(Extracted data entries)
---+---
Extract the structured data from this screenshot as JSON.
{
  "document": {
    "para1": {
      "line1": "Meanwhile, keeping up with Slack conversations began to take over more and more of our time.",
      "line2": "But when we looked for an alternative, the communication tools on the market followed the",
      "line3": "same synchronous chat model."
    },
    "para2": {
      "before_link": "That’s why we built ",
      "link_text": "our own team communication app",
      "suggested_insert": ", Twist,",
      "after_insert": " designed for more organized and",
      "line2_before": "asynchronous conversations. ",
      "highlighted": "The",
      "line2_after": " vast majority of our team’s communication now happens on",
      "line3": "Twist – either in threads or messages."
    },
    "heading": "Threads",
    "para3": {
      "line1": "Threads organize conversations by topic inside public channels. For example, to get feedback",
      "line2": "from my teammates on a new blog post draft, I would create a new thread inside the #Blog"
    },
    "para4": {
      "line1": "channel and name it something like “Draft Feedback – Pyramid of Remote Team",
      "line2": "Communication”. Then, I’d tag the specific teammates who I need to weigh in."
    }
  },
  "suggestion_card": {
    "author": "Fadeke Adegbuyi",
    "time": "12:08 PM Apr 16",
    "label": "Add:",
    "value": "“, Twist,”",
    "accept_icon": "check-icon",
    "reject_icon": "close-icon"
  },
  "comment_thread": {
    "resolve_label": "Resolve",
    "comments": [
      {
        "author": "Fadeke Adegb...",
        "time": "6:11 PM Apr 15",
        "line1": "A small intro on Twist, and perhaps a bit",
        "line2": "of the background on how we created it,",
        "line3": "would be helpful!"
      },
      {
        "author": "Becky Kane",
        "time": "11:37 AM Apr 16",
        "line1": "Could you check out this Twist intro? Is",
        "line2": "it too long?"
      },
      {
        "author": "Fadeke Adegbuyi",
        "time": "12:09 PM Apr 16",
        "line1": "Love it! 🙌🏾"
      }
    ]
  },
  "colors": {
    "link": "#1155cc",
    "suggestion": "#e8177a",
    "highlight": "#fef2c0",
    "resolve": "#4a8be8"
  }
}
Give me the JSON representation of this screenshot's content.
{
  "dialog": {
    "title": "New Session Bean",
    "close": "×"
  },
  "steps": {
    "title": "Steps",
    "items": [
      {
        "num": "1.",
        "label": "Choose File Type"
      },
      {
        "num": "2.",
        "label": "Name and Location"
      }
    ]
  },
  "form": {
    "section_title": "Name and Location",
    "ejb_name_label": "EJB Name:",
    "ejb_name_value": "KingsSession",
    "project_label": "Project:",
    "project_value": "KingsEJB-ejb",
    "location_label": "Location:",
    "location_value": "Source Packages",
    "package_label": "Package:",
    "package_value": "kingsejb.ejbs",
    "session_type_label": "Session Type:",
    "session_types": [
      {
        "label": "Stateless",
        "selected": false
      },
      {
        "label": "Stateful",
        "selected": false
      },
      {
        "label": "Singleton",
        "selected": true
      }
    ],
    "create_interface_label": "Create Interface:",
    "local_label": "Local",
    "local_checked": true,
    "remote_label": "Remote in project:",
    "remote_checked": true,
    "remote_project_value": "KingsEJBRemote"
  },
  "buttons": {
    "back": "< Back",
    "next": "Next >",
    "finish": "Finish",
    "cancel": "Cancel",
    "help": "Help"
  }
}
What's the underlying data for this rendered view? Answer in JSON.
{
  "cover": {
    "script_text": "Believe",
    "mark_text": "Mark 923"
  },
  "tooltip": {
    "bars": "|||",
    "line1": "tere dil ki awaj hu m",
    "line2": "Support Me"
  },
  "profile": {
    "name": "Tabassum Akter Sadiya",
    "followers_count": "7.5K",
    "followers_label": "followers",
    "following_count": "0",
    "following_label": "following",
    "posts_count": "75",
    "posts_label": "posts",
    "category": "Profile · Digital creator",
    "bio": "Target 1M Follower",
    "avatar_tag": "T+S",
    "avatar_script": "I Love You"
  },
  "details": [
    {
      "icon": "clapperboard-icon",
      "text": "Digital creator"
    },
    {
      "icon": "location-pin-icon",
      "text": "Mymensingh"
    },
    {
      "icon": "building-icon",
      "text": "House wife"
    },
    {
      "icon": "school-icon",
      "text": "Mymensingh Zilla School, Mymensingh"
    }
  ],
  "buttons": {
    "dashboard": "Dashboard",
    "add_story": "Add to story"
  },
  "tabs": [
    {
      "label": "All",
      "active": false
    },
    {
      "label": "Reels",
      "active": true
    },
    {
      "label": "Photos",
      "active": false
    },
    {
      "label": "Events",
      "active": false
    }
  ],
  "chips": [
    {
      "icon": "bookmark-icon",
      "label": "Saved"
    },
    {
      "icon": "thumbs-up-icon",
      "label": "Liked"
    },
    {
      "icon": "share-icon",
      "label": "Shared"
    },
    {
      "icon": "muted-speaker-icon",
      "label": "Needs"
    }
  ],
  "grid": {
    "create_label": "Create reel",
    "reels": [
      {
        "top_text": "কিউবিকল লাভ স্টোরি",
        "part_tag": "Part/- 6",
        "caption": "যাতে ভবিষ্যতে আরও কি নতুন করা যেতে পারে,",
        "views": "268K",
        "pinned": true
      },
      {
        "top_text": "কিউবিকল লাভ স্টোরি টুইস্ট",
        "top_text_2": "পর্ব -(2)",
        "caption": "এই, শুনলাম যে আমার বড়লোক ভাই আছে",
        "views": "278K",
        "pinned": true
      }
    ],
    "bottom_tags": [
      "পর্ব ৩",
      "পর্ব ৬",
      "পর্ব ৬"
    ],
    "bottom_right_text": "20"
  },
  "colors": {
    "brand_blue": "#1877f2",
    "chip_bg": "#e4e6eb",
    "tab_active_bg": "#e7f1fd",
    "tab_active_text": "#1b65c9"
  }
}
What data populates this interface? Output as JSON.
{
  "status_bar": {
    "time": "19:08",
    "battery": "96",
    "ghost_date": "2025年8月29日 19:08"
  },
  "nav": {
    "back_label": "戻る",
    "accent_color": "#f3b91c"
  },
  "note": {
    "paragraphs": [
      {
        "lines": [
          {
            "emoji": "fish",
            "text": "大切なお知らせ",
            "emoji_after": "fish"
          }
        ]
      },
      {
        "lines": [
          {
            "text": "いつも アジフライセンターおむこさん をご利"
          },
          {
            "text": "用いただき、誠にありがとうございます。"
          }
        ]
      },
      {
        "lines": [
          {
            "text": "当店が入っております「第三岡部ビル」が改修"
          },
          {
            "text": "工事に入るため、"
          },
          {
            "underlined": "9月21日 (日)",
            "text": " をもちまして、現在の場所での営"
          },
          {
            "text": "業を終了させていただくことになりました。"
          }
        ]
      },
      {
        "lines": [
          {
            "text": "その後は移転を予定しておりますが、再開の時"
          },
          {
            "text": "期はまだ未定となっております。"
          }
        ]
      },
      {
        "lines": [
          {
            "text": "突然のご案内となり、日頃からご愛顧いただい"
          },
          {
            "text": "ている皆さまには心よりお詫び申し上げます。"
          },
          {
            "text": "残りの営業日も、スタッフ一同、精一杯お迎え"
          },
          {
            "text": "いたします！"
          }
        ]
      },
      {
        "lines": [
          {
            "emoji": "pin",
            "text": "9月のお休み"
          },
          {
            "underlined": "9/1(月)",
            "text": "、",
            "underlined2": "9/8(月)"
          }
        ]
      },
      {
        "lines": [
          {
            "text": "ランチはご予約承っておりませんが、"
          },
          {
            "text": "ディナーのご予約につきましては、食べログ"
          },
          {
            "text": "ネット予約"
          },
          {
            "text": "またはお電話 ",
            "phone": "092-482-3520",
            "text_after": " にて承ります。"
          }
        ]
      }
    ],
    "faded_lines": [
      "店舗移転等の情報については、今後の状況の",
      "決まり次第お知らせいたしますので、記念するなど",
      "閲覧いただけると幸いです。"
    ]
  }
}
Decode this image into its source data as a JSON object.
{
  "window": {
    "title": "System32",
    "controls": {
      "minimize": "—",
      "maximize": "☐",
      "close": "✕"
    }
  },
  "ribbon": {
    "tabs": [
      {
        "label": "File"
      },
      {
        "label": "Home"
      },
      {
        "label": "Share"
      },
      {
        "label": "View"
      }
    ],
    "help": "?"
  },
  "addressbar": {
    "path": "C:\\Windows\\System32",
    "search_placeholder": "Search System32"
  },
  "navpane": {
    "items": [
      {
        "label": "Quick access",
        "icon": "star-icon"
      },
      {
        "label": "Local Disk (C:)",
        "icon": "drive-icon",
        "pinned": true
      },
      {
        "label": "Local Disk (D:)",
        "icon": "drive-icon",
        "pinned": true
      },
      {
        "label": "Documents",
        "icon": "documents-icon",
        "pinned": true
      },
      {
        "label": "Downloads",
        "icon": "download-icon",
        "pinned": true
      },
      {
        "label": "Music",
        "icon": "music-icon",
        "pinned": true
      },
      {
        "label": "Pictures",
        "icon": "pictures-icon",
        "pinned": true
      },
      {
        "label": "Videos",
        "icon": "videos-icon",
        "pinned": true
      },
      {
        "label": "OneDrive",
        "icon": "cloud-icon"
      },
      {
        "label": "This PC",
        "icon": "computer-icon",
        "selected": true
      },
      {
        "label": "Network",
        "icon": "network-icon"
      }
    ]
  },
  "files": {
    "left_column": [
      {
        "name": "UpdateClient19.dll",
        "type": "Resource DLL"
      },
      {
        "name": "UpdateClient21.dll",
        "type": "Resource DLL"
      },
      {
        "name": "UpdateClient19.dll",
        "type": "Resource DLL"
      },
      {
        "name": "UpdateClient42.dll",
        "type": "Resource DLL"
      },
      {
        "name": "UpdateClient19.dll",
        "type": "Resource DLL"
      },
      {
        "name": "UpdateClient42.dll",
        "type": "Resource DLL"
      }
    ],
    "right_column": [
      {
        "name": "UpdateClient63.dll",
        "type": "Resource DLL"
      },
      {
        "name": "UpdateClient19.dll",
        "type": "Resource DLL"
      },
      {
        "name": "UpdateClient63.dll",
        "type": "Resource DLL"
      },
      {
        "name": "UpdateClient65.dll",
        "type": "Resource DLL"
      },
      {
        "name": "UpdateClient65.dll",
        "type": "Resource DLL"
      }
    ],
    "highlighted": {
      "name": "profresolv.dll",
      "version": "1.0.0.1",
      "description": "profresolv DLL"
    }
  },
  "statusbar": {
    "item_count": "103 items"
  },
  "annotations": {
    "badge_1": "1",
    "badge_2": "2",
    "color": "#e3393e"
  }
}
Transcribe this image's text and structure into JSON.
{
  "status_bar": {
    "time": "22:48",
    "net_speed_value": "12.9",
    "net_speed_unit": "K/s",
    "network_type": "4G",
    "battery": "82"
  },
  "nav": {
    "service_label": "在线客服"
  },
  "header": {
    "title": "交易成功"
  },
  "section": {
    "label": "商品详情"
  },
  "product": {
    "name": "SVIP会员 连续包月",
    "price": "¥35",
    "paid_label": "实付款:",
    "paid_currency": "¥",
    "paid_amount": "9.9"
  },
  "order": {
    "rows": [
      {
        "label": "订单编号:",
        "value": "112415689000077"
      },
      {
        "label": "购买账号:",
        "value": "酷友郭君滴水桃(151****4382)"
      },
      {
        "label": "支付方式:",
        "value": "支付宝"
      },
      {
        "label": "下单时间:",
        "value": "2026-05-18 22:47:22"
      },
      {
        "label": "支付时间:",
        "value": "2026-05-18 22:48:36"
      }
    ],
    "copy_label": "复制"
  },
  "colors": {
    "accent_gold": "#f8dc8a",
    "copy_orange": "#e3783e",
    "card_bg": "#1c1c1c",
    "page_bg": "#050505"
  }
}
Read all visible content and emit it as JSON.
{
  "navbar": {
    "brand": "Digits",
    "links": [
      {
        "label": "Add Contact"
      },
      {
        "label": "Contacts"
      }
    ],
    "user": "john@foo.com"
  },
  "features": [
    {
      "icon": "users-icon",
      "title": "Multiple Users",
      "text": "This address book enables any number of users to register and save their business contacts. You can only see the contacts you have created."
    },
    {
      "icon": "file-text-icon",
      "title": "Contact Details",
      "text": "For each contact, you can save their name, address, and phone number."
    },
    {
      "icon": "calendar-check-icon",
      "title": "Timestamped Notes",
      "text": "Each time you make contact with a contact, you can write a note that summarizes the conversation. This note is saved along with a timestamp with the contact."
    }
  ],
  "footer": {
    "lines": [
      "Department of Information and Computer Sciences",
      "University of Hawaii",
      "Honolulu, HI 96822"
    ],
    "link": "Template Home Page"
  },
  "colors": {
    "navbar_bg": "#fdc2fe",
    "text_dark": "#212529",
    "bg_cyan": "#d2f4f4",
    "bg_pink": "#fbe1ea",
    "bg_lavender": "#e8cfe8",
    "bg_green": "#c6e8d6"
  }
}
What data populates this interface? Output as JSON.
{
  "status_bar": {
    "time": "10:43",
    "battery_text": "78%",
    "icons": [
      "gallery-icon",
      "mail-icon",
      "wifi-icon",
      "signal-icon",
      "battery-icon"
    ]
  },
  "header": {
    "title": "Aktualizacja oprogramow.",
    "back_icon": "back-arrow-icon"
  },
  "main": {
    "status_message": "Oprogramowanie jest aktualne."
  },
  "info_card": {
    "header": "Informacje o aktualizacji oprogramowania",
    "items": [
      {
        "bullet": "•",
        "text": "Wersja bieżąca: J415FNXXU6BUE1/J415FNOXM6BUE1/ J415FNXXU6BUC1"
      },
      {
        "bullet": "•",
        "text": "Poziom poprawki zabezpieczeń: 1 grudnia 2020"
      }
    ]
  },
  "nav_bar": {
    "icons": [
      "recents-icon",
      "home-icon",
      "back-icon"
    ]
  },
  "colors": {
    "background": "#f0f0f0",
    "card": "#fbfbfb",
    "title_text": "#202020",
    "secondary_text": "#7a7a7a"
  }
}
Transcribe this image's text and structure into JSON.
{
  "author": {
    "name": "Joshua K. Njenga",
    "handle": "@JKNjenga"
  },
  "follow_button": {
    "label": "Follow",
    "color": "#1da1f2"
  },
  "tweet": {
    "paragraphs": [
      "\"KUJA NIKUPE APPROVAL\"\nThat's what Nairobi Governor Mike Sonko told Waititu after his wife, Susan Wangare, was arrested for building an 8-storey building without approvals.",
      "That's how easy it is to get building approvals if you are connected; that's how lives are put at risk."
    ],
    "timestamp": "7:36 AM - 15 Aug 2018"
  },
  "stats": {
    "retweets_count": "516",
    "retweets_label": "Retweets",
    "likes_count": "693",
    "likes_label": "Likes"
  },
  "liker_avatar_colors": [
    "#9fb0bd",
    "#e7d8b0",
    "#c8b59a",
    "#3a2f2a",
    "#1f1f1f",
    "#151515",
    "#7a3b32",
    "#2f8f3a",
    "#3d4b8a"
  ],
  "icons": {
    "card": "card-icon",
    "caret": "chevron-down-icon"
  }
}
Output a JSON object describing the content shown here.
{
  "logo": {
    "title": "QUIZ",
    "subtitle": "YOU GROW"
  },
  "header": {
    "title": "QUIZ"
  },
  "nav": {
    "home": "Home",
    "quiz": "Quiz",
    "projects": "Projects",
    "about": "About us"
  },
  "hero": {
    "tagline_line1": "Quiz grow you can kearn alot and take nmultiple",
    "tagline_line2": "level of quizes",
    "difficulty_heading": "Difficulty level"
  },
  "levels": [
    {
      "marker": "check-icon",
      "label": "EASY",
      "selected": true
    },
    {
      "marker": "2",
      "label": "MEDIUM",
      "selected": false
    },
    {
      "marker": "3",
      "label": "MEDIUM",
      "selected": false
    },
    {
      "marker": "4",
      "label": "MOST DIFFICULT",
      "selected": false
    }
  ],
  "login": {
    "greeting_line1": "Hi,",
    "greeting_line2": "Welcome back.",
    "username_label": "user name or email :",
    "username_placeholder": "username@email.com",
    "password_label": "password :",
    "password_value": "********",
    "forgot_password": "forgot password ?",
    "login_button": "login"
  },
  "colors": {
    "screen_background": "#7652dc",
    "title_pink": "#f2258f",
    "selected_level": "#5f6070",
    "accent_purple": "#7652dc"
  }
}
---+---
- Task description -
Look for the word "wife" in every line of the listing and copy the lines that have it.

- Written answer -
      "text": "House wife"
      "\"KUJA NIKUPE APPROVAL\"\nThat's what Nairobi Governor Mike Sonko told Waititu after his wife, Susan Wangare, was arrested for building an 8-storey building without approvals.",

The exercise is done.